Task brief =>
Return all lines in the material below that contain "направляется".

Source records =>
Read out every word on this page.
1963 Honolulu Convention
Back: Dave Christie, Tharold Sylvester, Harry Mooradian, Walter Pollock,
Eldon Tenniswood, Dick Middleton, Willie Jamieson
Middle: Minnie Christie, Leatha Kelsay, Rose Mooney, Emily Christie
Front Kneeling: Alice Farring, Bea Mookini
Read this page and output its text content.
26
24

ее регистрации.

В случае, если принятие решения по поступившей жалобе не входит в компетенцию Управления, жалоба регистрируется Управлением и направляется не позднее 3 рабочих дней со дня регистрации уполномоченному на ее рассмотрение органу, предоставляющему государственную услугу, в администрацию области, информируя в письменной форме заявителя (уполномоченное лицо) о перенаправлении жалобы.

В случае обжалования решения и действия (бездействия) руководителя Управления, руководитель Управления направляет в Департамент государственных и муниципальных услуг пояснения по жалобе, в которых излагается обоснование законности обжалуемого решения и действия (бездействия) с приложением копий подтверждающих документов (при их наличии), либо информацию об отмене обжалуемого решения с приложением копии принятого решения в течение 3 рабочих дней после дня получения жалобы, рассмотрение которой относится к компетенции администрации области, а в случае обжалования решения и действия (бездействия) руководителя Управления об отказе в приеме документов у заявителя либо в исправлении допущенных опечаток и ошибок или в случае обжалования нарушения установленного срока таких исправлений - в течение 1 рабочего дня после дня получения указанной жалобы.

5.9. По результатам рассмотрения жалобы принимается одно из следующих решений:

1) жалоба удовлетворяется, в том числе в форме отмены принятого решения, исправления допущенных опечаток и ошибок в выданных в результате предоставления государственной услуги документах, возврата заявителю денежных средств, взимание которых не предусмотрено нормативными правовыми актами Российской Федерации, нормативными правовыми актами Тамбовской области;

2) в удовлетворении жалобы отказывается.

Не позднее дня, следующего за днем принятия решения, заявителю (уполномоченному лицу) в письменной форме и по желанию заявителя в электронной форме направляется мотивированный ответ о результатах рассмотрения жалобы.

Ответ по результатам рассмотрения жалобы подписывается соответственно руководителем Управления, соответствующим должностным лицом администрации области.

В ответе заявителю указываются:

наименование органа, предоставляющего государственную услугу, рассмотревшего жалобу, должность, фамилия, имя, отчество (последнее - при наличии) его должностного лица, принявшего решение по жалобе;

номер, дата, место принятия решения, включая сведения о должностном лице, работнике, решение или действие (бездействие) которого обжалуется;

Finished exercise =>
В случае, если принятие решения по поступившей жалобе не входит в компетенцию Управления, жалоба регистрируется Управлением и направляется не позднее 3 рабочих дней со дня регистрации уполномоченному на ее рассмотрение органу, предоставляющему государственную услугу, в администрацию области, информируя в письменной форме заявителя (уполномоченное лицо) о перенаправлении жалобы.
Не позднее дня, следующего за днем принятия решения, заявителю (уполномоченному лицу) в письменной форме и по желанию заявителя в электронной форме направляется мотивированный ответ о результатах рассмотрения жалобы.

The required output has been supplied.